▸ Goal
Go through the entries below and collect each line with the string "page" in it.

▸ Task input
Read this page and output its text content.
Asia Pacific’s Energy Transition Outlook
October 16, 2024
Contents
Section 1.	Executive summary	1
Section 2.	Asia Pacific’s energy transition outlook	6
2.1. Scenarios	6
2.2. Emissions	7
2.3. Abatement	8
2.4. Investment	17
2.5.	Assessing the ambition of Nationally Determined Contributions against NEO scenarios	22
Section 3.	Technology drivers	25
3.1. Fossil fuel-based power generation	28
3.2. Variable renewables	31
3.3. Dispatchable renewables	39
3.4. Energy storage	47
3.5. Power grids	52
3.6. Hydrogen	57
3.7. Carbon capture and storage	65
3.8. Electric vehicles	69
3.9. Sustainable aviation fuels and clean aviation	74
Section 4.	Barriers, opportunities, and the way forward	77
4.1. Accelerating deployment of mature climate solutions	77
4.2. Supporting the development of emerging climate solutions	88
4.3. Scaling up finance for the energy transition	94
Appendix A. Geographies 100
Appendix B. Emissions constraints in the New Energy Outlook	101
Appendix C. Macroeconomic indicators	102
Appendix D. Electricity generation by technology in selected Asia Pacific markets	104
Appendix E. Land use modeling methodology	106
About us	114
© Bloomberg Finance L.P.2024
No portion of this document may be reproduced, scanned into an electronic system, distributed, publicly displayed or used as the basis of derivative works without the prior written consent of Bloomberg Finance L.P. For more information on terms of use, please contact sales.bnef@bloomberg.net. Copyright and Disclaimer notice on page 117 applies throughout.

▸ Response below
Read this page and output its text content.
No portion of this document may be reproduced, scanned into an electronic system, distributed, publicly displayed or used as the basis of derivative works without the prior written consent of Bloomberg Finance L.P. For more information on terms of use, please contact sales.bnef@bloomberg.net. Copyright and Disclaimer notice on page 117 applies throughout.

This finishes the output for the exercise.